Repeat the material below exactly, line for line.

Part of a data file
** Begin **

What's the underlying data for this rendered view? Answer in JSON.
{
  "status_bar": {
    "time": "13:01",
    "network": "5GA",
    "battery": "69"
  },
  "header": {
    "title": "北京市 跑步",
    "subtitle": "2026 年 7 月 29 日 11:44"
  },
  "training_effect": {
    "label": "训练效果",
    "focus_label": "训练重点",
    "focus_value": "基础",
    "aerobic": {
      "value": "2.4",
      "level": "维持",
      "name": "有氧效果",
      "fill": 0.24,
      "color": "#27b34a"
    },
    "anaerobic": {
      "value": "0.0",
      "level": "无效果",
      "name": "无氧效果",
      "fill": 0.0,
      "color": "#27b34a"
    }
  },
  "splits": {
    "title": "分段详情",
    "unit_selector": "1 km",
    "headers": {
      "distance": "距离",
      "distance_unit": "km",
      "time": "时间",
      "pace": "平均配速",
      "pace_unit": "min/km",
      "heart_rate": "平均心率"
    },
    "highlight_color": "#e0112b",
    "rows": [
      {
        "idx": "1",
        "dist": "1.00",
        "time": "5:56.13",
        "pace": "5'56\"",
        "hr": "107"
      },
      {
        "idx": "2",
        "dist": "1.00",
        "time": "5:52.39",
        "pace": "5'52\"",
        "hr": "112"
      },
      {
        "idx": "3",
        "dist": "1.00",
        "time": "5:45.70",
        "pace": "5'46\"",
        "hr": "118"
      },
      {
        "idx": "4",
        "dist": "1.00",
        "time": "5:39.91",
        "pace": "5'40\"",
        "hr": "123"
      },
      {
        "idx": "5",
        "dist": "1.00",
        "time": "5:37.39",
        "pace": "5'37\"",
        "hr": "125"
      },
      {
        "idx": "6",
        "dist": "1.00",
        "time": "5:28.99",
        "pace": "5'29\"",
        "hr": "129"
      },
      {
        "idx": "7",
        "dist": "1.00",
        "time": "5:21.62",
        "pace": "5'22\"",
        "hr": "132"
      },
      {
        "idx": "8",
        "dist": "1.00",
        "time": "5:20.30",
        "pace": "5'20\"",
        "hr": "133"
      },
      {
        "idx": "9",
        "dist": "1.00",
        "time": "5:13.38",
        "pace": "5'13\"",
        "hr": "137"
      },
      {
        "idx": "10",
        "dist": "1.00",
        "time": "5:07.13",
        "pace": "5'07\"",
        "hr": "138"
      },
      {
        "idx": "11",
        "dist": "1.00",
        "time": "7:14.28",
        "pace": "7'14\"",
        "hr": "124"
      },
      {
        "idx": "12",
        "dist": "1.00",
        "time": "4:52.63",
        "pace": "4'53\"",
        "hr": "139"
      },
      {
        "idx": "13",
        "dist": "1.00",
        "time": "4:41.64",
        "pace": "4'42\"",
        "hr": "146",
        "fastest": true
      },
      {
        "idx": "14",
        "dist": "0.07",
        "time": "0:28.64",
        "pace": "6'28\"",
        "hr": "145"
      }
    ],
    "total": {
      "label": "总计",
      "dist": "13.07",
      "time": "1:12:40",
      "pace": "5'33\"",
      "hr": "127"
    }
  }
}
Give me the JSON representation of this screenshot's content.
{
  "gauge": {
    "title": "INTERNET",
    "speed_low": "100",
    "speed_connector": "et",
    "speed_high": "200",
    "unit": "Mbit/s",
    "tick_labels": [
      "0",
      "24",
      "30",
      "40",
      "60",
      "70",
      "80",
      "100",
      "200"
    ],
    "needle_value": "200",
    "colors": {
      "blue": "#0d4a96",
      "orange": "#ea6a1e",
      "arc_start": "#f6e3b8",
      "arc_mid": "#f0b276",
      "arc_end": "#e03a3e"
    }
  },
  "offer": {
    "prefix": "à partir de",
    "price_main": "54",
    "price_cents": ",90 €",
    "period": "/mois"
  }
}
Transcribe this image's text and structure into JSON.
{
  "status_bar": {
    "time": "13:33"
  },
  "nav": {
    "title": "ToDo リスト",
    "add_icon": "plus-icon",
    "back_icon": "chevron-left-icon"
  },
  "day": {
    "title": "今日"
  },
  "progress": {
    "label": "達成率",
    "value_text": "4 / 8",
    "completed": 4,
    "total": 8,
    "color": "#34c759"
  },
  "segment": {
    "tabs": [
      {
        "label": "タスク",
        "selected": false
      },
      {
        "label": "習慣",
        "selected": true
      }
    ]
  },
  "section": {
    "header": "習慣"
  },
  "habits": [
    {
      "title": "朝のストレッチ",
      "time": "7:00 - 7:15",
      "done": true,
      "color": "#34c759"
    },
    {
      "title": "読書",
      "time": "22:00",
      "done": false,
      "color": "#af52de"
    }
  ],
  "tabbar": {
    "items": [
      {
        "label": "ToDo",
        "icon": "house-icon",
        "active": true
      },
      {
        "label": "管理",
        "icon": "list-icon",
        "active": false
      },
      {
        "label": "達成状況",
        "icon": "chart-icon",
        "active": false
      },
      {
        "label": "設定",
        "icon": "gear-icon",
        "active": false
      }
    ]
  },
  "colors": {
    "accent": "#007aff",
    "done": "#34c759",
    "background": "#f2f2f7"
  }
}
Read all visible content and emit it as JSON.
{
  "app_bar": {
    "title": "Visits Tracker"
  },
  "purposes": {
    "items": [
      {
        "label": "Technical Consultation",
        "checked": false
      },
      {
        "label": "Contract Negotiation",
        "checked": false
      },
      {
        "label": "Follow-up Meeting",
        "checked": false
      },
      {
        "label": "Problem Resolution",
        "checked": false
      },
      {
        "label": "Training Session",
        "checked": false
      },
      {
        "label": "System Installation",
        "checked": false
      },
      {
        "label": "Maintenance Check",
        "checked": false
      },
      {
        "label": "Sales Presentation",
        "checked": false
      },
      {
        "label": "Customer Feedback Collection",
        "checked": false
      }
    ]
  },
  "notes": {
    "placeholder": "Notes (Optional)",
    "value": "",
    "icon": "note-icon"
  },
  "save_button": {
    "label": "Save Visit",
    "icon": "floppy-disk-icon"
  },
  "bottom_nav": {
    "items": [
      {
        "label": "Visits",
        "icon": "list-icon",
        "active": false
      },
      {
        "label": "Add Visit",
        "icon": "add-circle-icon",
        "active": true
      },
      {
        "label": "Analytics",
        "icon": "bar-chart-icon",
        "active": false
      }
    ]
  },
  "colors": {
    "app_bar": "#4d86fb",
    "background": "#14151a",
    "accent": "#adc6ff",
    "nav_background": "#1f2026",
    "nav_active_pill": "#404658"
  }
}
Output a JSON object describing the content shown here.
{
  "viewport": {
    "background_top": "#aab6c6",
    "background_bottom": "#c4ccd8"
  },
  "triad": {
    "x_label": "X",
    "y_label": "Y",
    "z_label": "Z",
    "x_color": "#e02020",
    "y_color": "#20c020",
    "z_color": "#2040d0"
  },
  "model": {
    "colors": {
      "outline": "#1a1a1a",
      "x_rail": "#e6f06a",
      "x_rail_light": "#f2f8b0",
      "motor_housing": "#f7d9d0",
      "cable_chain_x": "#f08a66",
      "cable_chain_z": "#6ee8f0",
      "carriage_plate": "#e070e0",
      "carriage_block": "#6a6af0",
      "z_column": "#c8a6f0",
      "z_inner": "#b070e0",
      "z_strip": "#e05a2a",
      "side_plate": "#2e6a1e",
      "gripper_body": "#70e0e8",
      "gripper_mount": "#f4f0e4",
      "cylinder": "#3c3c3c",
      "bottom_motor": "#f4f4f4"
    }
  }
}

** End **

**Answer**
What's the underlying data for this rendered view? Answer in JSON.
{
  "status_bar": {
    "time": "13:01",
    "network": "5GA",
    "battery": "69"
  },
  "header": {
    "title": "北京市 跑步",
    "subtitle": "2026 年 7 月 29 日 11:44"
  },
  "training_effect": {
    "label": "训练效果",
    "focus_label": "训练重点",
    "focus_value": "基础",
    "aerobic": {
      "value": "2.4",
      "level": "维持",
      "name": "有氧效果",
      "fill": 0.24,
      "color": "#27b34a"
    },
    "anaerobic": {
      "value": "0.0",
      "level": "无效果",
      "name": "无氧效果",
      "fill": 0.0,
      "color": "#27b34a"
    }
  },
  "splits": {
    "title": "分段详情",
    "unit_selector": "1 km",
    "headers": {
      "distance": "距离",
      "distance_unit": "km",
      "time": "时间",
      "pace": "平均配速",
      "pace_unit": "min/km",
      "heart_rate": "平均心率"
    },
    "highlight_color": "#e0112b",
    "rows": [
      {
        "idx": "1",
        "dist": "1.00",
        "time": "5:56.13",
        "pace": "5'56\"",
        "hr": "107"
      },
      {
        "idx": "2",
        "dist": "1.00",
        "time": "5:52.39",
        "pace": "5'52\"",
        "hr": "112"
      },
      {
        "idx": "3",
        "dist": "1.00",
        "time": "5:45.70",
        "pace": "5'46\"",
        "hr": "118"
      },
      {
        "idx": "4",
        "dist": "1.00",
        "time": "5:39.91",
        "pace": "5'40\"",
        "hr": "123"
      },
      {
        "idx": "5",
        "dist": "1.00",
        "time": "5:37.39",
        "pace": "5'37\"",
        "hr": "125"
      },
      {
        "idx": "6",
        "dist": "1.00",
        "time": "5:28.99",
        "pace": "5'29\"",
        "hr": "129"
      },
      {
        "idx": "7",
        "dist": "1.00",
        "time": "5:21.62",
        "pace": "5'22\"",
        "hr": "132"
      },
      {
        "idx": "8",
        "dist": "1.00",
        "time": "5:20.30",
        "pace": "5'20\"",
        "hr": "133"
      },
      {
        "idx": "9",
        "dist": "1.00",
        "time": "5:13.38",
        "pace": "5'13\"",
        "hr": "137"
      },
      {
        "idx": "10",
        "dist": "1.00",
        "time": "5:07.13",
        "pace": "5'07\"",
        "hr": "138"
      },
      {
        "idx": "11",
        "dist": "1.00",
        "time": "7:14.28",
        "pace": "7'14\"",
        "hr": "124"
      },
      {
        "idx": "12",
        "dist": "1.00",
        "time": "4:52.63",
        "pace": "4'53\"",
        "hr": "139"
      },
      {
        "idx": "13",
        "dist": "1.00",
        "time": "4:41.64",
        "pace": "4'42\"",
        "hr": "146",
        "fastest": true
      },
      {
        "idx": "14",
        "dist": "0.07",
        "time": "0:28.64",
        "pace": "6'28\"",
        "hr": "145"
      }
    ],
    "total": {
      "label": "总计",
      "dist": "13.07",
      "time": "1:12:40",
      "pace": "5'33\"",
      "hr": "127"
    }
  }
}
Give me the JSON representation of this screenshot's content.
{
  "gauge": {
    "title": "INTERNET",
    "speed_low": "100",
    "speed_connector": "et",
    "speed_high": "200",
    "unit": "Mbit/s",
    "tick_labels": [
      "0",
      "24",
      "30",
      "40",
      "60",
      "70",
      "80",
      "100",
      "200"
    ],
    "needle_value": "200",
    "colors": {
      "blue": "#0d4a96",
      "orange": "#ea6a1e",
      "arc_start": "#f6e3b8",
      "arc_mid": "#f0b276",
      "arc_end": "#e03a3e"
    }
  },
  "offer": {
    "prefix": "à partir de",
    "price_main": "54",
    "price_cents": ",90 €",
    "period": "/mois"
  }
}
Transcribe this image's text and structure into JSON.
{
  "status_bar": {
    "time": "13:33"
  },
  "nav": {
    "title": "ToDo リスト",
    "add_icon": "plus-icon",
    "back_icon": "chevron-left-icon"
  },
  "day": {
    "title": "今日"
  },
  "progress": {
    "label": "達成率",
    "value_text": "4 / 8",
    "completed": 4,
    "total": 8,
    "color": "#34c759"
  },
  "segment": {
    "tabs": [
      {
        "label": "タスク",
        "selected": false
      },
      {
        "label": "習慣",
        "selected": true
      }
    ]
  },
  "section": {
    "header": "習慣"
  },
  "habits": [
    {
      "title": "朝のストレッチ",
      "time": "7:00 - 7:15",
      "done": true,
      "color": "#34c759"
    },
    {
      "title": "読書",
      "time": "22:00",
      "done": false,
      "color": "#af52de"
    }
  ],
  "tabbar": {
    "items": [
      {
        "label": "ToDo",
        "icon": "house-icon",
        "active": true
      },
      {
        "label": "管理",
        "icon": "list-icon",
        "active": false
      },
      {
        "label": "達成状況",
        "icon": "chart-icon",
        "active": false
      },
      {
        "label": "設定",
        "icon": "gear-icon",
        "active": false
      }
    ]
  },
  "colors": {
    "accent": "#007aff",
    "done": "#34c759",
    "background": "#f2f2f7"
  }
}
Read all visible content and emit it as JSON.
{
  "app_bar": {
    "title": "Visits Tracker"
  },
  "purposes": {
    "items": [
      {
        "label": "Technical Consultation",
        "checked": false
      },
      {
        "label": "Contract Negotiation",
        "checked": false
      },
      {
        "label": "Follow-up Meeting",
        "checked": false
      },
      {
        "label": "Problem Resolution",
        "checked": false
      },
      {
        "label": "Training Session",
        "checked": false
      },
      {
        "label": "System Installation",
        "checked": false
      },
      {
        "label": "Maintenance Check",
        "checked": false
      },
      {
        "label": "Sales Presentation",
        "checked": false
      },
      {
        "label": "Customer Feedback Collection",
        "checked": false
      }
    ]
  },
  "notes": {
    "placeholder": "Notes (Optional)",
    "value": "",
    "icon": "note-icon"
  },
  "save_button": {
    "label": "Save Visit",
    "icon": "floppy-disk-icon"
  },
  "bottom_nav": {
    "items": [
      {
        "label": "Visits",
        "icon": "list-icon",
        "active": false
      },
      {
        "label": "Add Visit",
        "icon": "add-circle-icon",
        "active": true
      },
      {
        "label": "Analytics",
        "icon": "bar-chart-icon",
        "active": false
      }
    ]
  },
  "colors": {
    "app_bar": "#4d86fb",
    "background": "#14151a",
    "accent": "#adc6ff",
    "nav_background": "#1f2026",
    "nav_active_pill": "#404658"
  }
}
Output a JSON object describing the content shown here.
{
  "viewport": {
    "background_top": "#aab6c6",
    "background_bottom": "#c4ccd8"
  },
  "triad": {
    "x_label": "X",
    "y_label": "Y",
    "z_label": "Z",
    "x_color": "#e02020",
    "y_color": "#20c020",
    "z_color": "#2040d0"
  },
  "model": {
    "colors": {
      "outline": "#1a1a1a",
      "x_rail": "#e6f06a",
      "x_rail_light": "#f2f8b0",
      "motor_housing": "#f7d9d0",
      "cable_chain_x": "#f08a66",
      "cable_chain_z": "#6ee8f0",
      "carriage_plate": "#e070e0",
      "carriage_block": "#6a6af0",
      "z_column": "#c8a6f0",
      "z_inner": "#b070e0",
      "z_strip": "#e05a2a",
      "side_plate": "#2e6a1e",
      "gripper_body": "#70e0e8",
      "gripper_mount": "#f4f0e4",
      "cylinder": "#3c3c3c",
      "bottom_motor": "#f4f4f4"
    }
  }
}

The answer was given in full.